# [Texto extraído]
VUELA EL COLOR / CORRE LA PLUMA
En el museo del convento de San Marcos, en Florencia, se ve a una niña vestida de blanco, parada de puntitas sobre un rayo de sol.
Estira el cuello y su curiosidad recorre las formas y el espacio que más pueden acercarle al Beato Angélico: son aquellas pequeñas maravillas tal vez llamadas recuadros o paneles en la parte baja de La virgen y el Niño bendiciendo o los que parecen sostener a Marcos el Evangelista o a Pedro el Apóstol.
La niña, recién llegada de la topografía interior de Bengasi, piensa no sólo en las figuras sino también en las claridades del vuelo, en los tonos alados de los ángeles en hs Anunciaciones e imagina las plumas de los pájaros que con el tiempo verá cruzando selvas, montes, cascadas y cielos tan azules como sus ojos.
La niña, llamada Teresa, baja del rayo de sol en donde estaba y pone los pies sobre la tierra, como cuando el color deposita sus principios sobre la superficie.
De las sorpresas de la escala cromática, piensa Teresa Cito años más tarde, me quedo con los colores que vuelan. Y no sólo con aquellos que lo hacen en semicírculo, como los del arcoiris, no: porque yo sé que la olla de oro está al final de otras tonalidades, tal vez indescriptibles y que suelen hallarse si bajamos, aunque sea mediante la reflexión, al subsuelo. Allá, en las minas, se ven destellos cruzar de una esmeralda a otra o de la malaquita al feldespato o del azufre a la turmalina, pasando por túneles de granate donde proliferan estatuillas de jade y las inundaciones del mercurio...

# [Entradas mostradas]
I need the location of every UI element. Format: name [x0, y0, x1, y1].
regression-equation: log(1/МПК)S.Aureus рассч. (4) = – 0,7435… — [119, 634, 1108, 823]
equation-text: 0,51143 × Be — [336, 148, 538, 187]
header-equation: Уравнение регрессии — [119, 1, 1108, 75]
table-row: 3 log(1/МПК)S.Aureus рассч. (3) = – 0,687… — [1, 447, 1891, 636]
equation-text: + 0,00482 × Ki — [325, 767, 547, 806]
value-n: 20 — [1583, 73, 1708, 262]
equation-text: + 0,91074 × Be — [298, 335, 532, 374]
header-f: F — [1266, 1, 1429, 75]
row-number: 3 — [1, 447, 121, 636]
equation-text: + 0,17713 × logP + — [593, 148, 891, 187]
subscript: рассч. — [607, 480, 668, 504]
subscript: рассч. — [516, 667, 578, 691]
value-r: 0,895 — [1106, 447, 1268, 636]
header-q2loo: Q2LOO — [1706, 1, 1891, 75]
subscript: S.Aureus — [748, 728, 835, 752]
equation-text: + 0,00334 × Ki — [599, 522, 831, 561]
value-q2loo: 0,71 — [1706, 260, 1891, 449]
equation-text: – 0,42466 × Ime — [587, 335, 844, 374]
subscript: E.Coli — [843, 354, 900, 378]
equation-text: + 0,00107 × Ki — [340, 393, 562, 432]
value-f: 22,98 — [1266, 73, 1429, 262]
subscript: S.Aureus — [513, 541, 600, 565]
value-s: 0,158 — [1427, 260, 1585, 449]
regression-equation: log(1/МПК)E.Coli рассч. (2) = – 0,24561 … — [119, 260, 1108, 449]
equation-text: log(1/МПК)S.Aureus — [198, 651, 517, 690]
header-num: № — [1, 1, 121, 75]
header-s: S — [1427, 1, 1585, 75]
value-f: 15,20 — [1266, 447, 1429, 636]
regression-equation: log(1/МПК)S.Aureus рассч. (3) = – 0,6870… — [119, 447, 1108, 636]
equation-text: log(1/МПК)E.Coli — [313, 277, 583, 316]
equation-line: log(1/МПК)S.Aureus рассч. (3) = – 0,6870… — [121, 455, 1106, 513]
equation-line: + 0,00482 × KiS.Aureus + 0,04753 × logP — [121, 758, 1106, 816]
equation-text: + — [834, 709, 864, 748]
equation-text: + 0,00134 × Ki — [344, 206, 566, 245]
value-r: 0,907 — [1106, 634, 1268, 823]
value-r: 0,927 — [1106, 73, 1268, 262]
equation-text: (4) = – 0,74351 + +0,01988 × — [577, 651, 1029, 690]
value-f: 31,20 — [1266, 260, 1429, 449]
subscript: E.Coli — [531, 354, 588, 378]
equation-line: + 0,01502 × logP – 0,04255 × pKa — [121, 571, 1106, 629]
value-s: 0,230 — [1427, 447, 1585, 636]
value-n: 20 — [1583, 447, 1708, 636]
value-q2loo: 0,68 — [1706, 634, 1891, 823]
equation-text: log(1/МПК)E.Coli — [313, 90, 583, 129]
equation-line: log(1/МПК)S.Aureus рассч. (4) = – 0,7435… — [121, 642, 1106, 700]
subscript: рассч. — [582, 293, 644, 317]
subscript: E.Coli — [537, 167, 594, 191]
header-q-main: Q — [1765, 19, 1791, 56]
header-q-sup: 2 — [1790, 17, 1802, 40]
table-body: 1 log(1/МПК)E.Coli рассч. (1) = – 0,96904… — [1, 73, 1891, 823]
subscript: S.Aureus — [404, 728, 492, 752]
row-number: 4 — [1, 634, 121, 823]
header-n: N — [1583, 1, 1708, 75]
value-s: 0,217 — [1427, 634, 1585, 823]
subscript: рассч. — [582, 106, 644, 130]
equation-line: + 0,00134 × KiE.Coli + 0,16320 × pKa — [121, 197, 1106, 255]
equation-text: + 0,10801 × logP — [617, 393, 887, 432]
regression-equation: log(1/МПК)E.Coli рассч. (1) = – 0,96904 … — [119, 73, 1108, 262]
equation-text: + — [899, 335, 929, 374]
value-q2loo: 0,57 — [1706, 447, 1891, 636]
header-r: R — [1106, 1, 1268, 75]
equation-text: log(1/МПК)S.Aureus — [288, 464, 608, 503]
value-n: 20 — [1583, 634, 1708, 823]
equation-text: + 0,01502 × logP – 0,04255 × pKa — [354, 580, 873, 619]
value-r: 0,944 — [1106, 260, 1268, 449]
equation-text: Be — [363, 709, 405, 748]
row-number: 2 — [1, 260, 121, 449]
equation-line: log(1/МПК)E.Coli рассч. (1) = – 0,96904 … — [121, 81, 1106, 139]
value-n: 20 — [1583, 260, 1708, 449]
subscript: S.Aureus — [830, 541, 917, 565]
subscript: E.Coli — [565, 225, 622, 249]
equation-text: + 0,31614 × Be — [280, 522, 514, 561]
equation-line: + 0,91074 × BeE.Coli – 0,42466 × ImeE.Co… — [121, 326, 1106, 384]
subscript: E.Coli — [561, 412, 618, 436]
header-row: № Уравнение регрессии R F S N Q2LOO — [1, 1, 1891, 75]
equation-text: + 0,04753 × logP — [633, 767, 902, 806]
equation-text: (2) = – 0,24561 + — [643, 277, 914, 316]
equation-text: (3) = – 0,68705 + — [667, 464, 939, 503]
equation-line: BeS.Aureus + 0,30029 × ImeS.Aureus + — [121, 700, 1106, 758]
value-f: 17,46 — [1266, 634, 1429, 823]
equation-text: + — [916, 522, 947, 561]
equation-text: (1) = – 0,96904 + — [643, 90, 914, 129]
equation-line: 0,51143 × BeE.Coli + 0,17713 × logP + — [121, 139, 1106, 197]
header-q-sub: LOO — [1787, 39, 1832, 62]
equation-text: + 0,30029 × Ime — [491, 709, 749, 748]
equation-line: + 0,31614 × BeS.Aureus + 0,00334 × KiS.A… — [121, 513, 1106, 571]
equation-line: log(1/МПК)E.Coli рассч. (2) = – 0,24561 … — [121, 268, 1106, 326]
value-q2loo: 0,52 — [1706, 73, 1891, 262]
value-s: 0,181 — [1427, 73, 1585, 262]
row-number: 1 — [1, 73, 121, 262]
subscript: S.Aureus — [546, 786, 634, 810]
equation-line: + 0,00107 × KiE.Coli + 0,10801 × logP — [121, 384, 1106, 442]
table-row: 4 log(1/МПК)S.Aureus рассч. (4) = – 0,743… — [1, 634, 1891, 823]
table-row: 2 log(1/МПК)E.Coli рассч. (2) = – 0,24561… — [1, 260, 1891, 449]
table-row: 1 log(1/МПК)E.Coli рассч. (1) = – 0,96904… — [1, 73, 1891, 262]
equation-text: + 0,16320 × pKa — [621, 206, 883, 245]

# [Lo que se pide]
Copia sin cambios un fragmento del texto extraído: empieza en las palabras "La niña, llamada" y termina después de "inundaciones del mercurio...".

# [Respuesta del ejercicio]
La niña, llamada Teresa, baja del rayo de sol en donde estaba y pone los pies sobre la tierra, como cuando el color deposita sus principios sobre la superficie.
De las sorpresas de la escala cromática, piensa Teresa Cito años más tarde, me quedo con los colores que vuelan. Y no sólo con aquellos que lo hacen en semicírculo, como los del arcoiris, no: porque yo sé que la olla de oro está al final de otras tonalidades, tal vez indescriptibles y que suelen hallarse si bajamos, aunque sea mediante la reflexión, al subsuelo. Allá, en las minas, se ven destellos cruzar de una esmeralda a otra o de la malaquita al feldespato o del azufre a la turmalina, pasando por túneles de granate donde proliferan estatuillas de jade y las inundaciones del mercurio...